___ DATA

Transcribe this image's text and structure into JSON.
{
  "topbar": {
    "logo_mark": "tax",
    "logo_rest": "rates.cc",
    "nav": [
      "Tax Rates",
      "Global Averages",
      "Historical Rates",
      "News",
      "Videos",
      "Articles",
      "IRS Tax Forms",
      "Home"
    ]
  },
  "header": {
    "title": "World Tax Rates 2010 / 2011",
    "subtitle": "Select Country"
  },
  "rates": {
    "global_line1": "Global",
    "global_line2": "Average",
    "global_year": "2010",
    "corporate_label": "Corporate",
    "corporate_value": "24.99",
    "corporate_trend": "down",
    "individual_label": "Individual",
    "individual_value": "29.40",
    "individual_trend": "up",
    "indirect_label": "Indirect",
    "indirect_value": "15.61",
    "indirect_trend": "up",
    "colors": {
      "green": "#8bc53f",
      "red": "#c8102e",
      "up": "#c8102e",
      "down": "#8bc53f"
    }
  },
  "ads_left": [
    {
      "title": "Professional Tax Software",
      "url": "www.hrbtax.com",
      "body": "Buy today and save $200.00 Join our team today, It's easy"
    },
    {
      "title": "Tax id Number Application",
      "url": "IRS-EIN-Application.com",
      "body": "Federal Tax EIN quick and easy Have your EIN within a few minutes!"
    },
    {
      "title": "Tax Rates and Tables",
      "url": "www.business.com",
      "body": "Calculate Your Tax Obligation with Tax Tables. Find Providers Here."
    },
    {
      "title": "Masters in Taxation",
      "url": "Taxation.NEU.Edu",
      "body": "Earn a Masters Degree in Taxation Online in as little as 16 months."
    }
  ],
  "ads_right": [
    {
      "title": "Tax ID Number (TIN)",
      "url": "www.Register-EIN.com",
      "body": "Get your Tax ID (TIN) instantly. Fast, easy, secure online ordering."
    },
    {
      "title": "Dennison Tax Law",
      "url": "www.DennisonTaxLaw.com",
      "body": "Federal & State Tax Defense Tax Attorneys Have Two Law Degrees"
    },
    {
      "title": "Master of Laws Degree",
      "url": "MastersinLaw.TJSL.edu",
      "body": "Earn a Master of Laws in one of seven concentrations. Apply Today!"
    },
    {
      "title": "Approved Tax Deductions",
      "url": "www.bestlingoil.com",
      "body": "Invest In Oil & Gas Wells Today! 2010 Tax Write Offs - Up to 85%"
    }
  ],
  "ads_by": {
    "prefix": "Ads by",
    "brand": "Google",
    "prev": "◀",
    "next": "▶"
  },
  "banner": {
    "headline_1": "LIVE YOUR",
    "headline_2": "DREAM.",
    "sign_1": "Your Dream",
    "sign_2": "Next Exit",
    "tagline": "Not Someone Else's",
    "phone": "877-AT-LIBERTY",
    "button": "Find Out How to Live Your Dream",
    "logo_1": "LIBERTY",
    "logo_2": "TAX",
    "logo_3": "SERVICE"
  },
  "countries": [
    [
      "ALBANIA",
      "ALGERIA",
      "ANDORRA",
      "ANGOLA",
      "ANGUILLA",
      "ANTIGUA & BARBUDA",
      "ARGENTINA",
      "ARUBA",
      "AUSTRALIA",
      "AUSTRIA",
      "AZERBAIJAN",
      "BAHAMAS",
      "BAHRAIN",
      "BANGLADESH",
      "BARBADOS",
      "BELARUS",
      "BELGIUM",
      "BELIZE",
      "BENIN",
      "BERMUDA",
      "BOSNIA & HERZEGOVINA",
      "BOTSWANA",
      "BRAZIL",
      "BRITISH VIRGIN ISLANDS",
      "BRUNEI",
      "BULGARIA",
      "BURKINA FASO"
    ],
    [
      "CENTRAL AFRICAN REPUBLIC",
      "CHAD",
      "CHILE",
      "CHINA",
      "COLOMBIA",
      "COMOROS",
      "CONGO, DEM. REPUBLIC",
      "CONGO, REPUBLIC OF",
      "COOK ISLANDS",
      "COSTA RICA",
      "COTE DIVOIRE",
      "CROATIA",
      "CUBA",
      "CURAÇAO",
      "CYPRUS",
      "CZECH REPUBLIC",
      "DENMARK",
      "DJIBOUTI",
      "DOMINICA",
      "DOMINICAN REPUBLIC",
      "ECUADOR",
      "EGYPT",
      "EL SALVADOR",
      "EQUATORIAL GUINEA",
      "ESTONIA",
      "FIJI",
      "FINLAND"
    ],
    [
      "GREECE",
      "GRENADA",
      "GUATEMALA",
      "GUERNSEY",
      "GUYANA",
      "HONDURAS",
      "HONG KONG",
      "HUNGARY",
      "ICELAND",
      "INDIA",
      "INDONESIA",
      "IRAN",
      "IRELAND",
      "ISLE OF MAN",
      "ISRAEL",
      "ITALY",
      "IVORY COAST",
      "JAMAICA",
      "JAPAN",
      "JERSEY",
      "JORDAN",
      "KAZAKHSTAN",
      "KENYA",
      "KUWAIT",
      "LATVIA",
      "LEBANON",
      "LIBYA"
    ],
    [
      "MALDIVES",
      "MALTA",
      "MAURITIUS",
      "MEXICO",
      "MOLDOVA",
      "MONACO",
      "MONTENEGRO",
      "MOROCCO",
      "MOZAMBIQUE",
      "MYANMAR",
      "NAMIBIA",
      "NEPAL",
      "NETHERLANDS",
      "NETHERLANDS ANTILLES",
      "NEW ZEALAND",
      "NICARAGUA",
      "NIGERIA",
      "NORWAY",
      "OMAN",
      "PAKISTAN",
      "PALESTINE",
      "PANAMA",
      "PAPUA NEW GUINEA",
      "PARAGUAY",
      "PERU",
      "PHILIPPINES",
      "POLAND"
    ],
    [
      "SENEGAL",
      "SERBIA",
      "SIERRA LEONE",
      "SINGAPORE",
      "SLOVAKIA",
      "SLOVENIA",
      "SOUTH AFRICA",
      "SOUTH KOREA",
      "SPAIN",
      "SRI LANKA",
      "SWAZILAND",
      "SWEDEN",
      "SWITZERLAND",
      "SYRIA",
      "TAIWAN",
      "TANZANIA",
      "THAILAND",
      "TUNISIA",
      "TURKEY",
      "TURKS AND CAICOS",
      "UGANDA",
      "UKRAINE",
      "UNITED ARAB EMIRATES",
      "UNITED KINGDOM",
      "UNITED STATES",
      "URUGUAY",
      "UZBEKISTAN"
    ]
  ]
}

______

**WORK TO DO:** Repeat all the records. Match each line exactly.

**ANSWER TO THIS EXERCISE:**
Transcribe this image's text and structure into JSON.
{
  "topbar": {
    "logo_mark": "tax",
    "logo_rest": "rates.cc",
    "nav": [
      "Tax Rates",
      "Global Averages",
      "Historical Rates",
      "News",
      "Videos",
      "Articles",
      "IRS Tax Forms",
      "Home"
    ]
  },
  "header": {
    "title": "World Tax Rates 2010 / 2011",
    "subtitle": "Select Country"
  },
  "rates": {
    "global_line1": "Global",
    "global_line2": "Average",
    "global_year": "2010",
    "corporate_label": "Corporate",
    "corporate_value": "24.99",
    "corporate_trend": "down",
    "individual_label": "Individual",
    "individual_value": "29.40",
    "individual_trend": "up",
    "indirect_label": "Indirect",
    "indirect_value": "15.61",
    "indirect_trend": "up",
    "colors": {
      "green": "#8bc53f",
      "red": "#c8102e",
      "up": "#c8102e",
      "down": "#8bc53f"
    }
  },
  "ads_left": [
    {
      "title": "Professional Tax Software",
      "url": "www.hrbtax.com",
      "body": "Buy today and save $200.00 Join our team today, It's easy"
    },
    {
      "title": "Tax id Number Application",
      "url": "IRS-EIN-Application.com",
      "body": "Federal Tax EIN quick and easy Have your EIN within a few minutes!"
    },
    {
      "title": "Tax Rates and Tables",
      "url": "www.business.com",
      "body": "Calculate Your Tax Obligation with Tax Tables. Find Providers Here."
    },
    {
      "title": "Masters in Taxation",
      "url": "Taxation.NEU.Edu",
      "body": "Earn a Masters Degree in Taxation Online in as little as 16 months."
    }
  ],
  "ads_right": [
    {
      "title": "Tax ID Number (TIN)",
      "url": "www.Register-EIN.com",
      "body": "Get your Tax ID (TIN) instantly. Fast, easy, secure online ordering."
    },
    {
      "title": "Dennison Tax Law",
      "url": "www.DennisonTaxLaw.com",
      "body": "Federal & State Tax Defense Tax Attorneys Have Two Law Degrees"
    },
    {
      "title": "Master of Laws Degree",
      "url": "MastersinLaw.TJSL.edu",
      "body": "Earn a Master of Laws in one of seven concentrations. Apply Today!"
    },
    {
      "title": "Approved Tax Deductions",
      "url": "www.bestlingoil.com",
      "body": "Invest In Oil & Gas Wells Today! 2010 Tax Write Offs - Up to 85%"
    }
  ],
  "ads_by": {
    "prefix": "Ads by",
    "brand": "Google",
    "prev": "◀",
    "next": "▶"
  },
  "banner": {
    "headline_1": "LIVE YOUR",
    "headline_2": "DREAM.",
    "sign_1": "Your Dream",
    "sign_2": "Next Exit",
    "tagline": "Not Someone Else's",
    "phone": "877-AT-LIBERTY",
    "button": "Find Out How to Live Your Dream",
    "logo_1": "LIBERTY",
    "logo_2": "TAX",
    "logo_3": "SERVICE"
  },
  "countries": [
    [
      "ALBANIA",
      "ALGERIA",
      "ANDORRA",
      "ANGOLA",
      "ANGUILLA",
      "ANTIGUA & BARBUDA",
      "ARGENTINA",
      "ARUBA",
      "AUSTRALIA",
      "AUSTRIA",
      "AZERBAIJAN",
      "BAHAMAS",
      "BAHRAIN",
      "BANGLADESH",
      "BARBADOS",
      "BELARUS",
      "BELGIUM",
      "BELIZE",
      "BENIN",
      "BERMUDA",
      "BOSNIA & HERZEGOVINA",
      "BOTSWANA",
      "BRAZIL",
      "BRITISH VIRGIN ISLANDS",
      "BRUNEI",
      "BULGARIA",
      "BURKINA FASO"
    ],
    [
      "CENTRAL AFRICAN REPUBLIC",
      "CHAD",
      "CHILE",
      "CHINA",
      "COLOMBIA",
      "COMOROS",
      "CONGO, DEM. REPUBLIC",
      "CONGO, REPUBLIC OF",
      "COOK ISLANDS",
      "COSTA RICA",
      "COTE DIVOIRE",
      "CROATIA",
      "CUBA",
      "CURAÇAO",
      "CYPRUS",
      "CZECH REPUBLIC",
      "DENMARK",
      "DJIBOUTI",
      "DOMINICA",
      "DOMINICAN REPUBLIC",
      "ECUADOR",
      "EGYPT",
      "EL SALVADOR",
      "EQUATORIAL GUINEA",
      "ESTONIA",
      "FIJI",
      "FINLAND"
    ],
    [
      "GREECE",
      "GRENADA",
      "GUATEMALA",
      "GUERNSEY",
      "GUYANA",
      "HONDURAS",
      "HONG KONG",
      "HUNGARY",
      "ICELAND",
      "INDIA",
      "INDONESIA",
      "IRAN",
      "IRELAND",
      "ISLE OF MAN",
      "ISRAEL",
      "ITALY",
      "IVORY COAST",
      "JAMAICA",
      "JAPAN",
      "JERSEY",
      "JORDAN",
      "KAZAKHSTAN",
      "KENYA",
      "KUWAIT",
      "LATVIA",
      "LEBANON",
      "LIBYA"
    ],
    [
      "MALDIVES",
      "MALTA",
      "MAURITIUS",
      "MEXICO",
      "MOLDOVA",
      "MONACO",
      "MONTENEGRO",
      "MOROCCO",
      "MOZAMBIQUE",
      "MYANMAR",
      "NAMIBIA",
      "NEPAL",
      "NETHERLANDS",
      "NETHERLANDS ANTILLES",
      "NEW ZEALAND",
      "NICARAGUA",
      "NIGERIA",
      "NORWAY",
      "OMAN",
      "PAKISTAN",
      "PALESTINE",
      "PANAMA",
      "PAPUA NEW GUINEA",
      "PARAGUAY",
      "PERU",
      "PHILIPPINES",
      "POLAND"
    ],
    [
      "SENEGAL",
      "SERBIA",
      "SIERRA LEONE",
      "SINGAPORE",
      "SLOVAKIA",
      "SLOVENIA",
      "SOUTH AFRICA",
      "SOUTH KOREA",
      "SPAIN",
      "SRI LANKA",
      "SWAZILAND",
      "SWEDEN",
      "SWITZERLAND",
      "SYRIA",
      "TAIWAN",
      "TANZANIA",
      "THAILAND",
      "TUNISIA",
      "TURKEY",
      "TURKS AND CAICOS",
      "UGANDA",
      "UKRAINE",
      "UNITED ARAB EMIRATES",
      "UNITED KINGDOM",
      "UNITED STATES",
      "URUGUAY",
      "UZBEKISTAN"
    ]
  ]
}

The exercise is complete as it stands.